:: PROBLEM TO SOLVE ::
Return each entry exactly, with none missing.

:: DATA ROWS ::
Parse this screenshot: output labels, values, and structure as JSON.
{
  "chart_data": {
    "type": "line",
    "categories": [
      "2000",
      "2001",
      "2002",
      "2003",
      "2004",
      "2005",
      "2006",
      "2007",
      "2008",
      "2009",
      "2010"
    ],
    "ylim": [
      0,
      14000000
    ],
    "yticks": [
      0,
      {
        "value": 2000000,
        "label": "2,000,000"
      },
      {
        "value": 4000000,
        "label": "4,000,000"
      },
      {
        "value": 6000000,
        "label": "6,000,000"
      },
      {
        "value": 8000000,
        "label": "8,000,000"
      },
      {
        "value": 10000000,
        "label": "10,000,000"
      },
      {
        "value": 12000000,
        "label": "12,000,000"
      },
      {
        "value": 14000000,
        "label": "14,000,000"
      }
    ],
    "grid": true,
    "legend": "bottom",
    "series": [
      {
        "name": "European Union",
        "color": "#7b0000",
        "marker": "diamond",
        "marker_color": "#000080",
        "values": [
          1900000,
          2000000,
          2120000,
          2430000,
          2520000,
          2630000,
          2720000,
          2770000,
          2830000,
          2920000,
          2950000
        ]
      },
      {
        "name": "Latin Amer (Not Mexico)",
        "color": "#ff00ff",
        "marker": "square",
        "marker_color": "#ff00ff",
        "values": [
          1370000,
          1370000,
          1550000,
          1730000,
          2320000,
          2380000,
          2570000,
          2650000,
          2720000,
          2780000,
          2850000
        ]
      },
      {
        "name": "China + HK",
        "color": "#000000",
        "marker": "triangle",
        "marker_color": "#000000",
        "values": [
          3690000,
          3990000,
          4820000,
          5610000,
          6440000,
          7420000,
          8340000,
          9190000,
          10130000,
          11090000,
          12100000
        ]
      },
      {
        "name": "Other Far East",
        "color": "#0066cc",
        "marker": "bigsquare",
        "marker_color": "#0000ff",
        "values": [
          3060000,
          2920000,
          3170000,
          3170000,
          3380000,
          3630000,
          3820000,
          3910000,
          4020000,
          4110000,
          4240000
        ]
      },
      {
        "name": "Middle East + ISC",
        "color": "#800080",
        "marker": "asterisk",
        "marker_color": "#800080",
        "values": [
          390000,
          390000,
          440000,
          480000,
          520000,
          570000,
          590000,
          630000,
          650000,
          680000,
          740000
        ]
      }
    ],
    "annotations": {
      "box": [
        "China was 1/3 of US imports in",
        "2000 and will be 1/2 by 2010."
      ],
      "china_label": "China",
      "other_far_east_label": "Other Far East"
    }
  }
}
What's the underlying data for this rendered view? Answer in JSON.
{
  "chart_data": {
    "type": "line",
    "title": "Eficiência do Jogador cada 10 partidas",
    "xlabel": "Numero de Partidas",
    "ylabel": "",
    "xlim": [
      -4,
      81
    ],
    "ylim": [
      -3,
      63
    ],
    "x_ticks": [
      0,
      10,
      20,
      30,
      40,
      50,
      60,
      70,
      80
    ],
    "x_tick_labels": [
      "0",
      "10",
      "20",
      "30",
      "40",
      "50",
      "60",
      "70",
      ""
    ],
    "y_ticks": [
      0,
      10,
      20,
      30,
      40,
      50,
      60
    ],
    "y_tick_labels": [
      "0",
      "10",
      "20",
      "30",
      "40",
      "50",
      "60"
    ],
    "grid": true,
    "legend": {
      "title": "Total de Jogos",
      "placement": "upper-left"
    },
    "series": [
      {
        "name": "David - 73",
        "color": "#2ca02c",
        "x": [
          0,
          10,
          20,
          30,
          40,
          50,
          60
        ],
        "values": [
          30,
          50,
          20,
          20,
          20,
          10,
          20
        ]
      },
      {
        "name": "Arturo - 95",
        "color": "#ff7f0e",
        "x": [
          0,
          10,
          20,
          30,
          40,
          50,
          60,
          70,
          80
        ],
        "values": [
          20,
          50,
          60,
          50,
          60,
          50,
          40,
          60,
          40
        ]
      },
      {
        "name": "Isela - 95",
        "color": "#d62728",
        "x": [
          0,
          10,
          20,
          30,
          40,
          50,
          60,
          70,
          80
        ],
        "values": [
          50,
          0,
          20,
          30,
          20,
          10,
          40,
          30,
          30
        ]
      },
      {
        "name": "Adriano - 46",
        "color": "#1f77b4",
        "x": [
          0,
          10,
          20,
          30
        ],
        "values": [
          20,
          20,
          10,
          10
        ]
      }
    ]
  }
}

:: THE SOLUTION ::
Parse this screenshot: output labels, values, and structure as JSON.
{
  "chart_data": {
    "type": "line",
    "categories": [
      "2000",
      "2001",
      "2002",
      "2003",
      "2004",
      "2005",
      "2006",
      "2007",
      "2008",
      "2009",
      "2010"
    ],
    "ylim": [
      0,
      14000000
    ],
    "yticks": [
      0,
      {
        "value": 2000000,
        "label": "2,000,000"
      },
      {
        "value": 4000000,
        "label": "4,000,000"
      },
      {
        "value": 6000000,
        "label": "6,000,000"
      },
      {
        "value": 8000000,
        "label": "8,000,000"
      },
      {
        "value": 10000000,
        "label": "10,000,000"
      },
      {
        "value": 12000000,
        "label": "12,000,000"
      },
      {
        "value": 14000000,
        "label": "14,000,000"
      }
    ],
    "grid": true,
    "legend": "bottom",
    "series": [
      {
        "name": "European Union",
        "color": "#7b0000",
        "marker": "diamond",
        "marker_color": "#000080",
        "values": [
          1900000,
          2000000,
          2120000,
          2430000,
          2520000,
          2630000,
          2720000,
          2770000,
          2830000,
          2920000,
          2950000
        ]
      },
      {
        "name": "Latin Amer (Not Mexico)",
        "color": "#ff00ff",
        "marker": "square",
        "marker_color": "#ff00ff",
        "values": [
          1370000,
          1370000,
          1550000,
          1730000,
          2320000,
          2380000,
          2570000,
          2650000,
          2720000,
          2780000,
          2850000
        ]
      },
      {
        "name": "China + HK",
        "color": "#000000",
        "marker": "triangle",
        "marker_color": "#000000",
        "values": [
          3690000,
          3990000,
          4820000,
          5610000,
          6440000,
          7420000,
          8340000,
          9190000,
          10130000,
          11090000,
          12100000
        ]
      },
      {
        "name": "Other Far East",
        "color": "#0066cc",
        "marker": "bigsquare",
        "marker_color": "#0000ff",
        "values": [
          3060000,
          2920000,
          3170000,
          3170000,
          3380000,
          3630000,
          3820000,
          3910000,
          4020000,
          4110000,
          4240000
        ]
      },
      {
        "name": "Middle East + ISC",
        "color": "#800080",
        "marker": "asterisk",
        "marker_color": "#800080",
        "values": [
          390000,
          390000,
          440000,
          480000,
          520000,
          570000,
          590000,
          630000,
          650000,
          680000,
          740000
        ]
      }
    ],
    "annotations": {
      "box": [
        "China was 1/3 of US imports in",
        "2000 and will be 1/2 by 2010."
      ],
      "china_label": "China",
      "other_far_east_label": "Other Far East"
    }
  }
}
What's the underlying data for this rendered view? Answer in JSON.
{
  "chart_data": {
    "type": "line",
    "title": "Eficiência do Jogador cada 10 partidas",
    "xlabel": "Numero de Partidas",
    "ylabel": "",
    "xlim": [
      -4,
      81
    ],
    "ylim": [
      -3,
      63
    ],
    "x_ticks": [
      0,
      10,
      20,
      30,
      40,
      50,
      60,
      70,
      80
    ],
    "x_tick_labels": [
      "0",
      "10",
      "20",
      "30",
      "40",
      "50",
      "60",
      "70",
      ""
    ],
    "y_ticks": [
      0,
      10,
      20,
      30,
      40,
      50,
      60
    ],
    "y_tick_labels": [
      "0",
      "10",
      "20",
      "30",
      "40",
      "50",
      "60"
    ],
    "grid": true,
    "legend": {
      "title": "Total de Jogos",
      "placement": "upper-left"
    },
    "series": [
      {
        "name": "David - 73",
        "color": "#2ca02c",
        "x": [
          0,
          10,
          20,
          30,
          40,
          50,
          60
        ],
        "values": [
          30,
          50,
          20,
          20,
          20,
          10,
          20
        ]
      },
      {
        "name": "Arturo - 95",
        "color": "#ff7f0e",
        "x": [
          0,
          10,
          20,
          30,
          40,
          50,
          60,
          70,
          80
        ],
        "values": [
          20,
          50,
          60,
          50,
          60,
          50,
          40,
          60,
          40
        ]
      },
      {
        "name": "Isela - 95",
        "color": "#d62728",
        "x": [
          0,
          10,
          20,
          30,
          40,
          50,
          60,
          70,
          80
        ],
        "values": [
          50,
          0,
          20,
          30,
          20,
          10,
          40,
          30,
          30
        ]
      },
      {
        "name": "Adriano - 46",
        "color": "#1f77b4",
        "x": [
          0,
          10,
          20,
          30
        ],
        "values": [
          20,
          20,
          10,
          10
        ]
      }
    ]
  }
}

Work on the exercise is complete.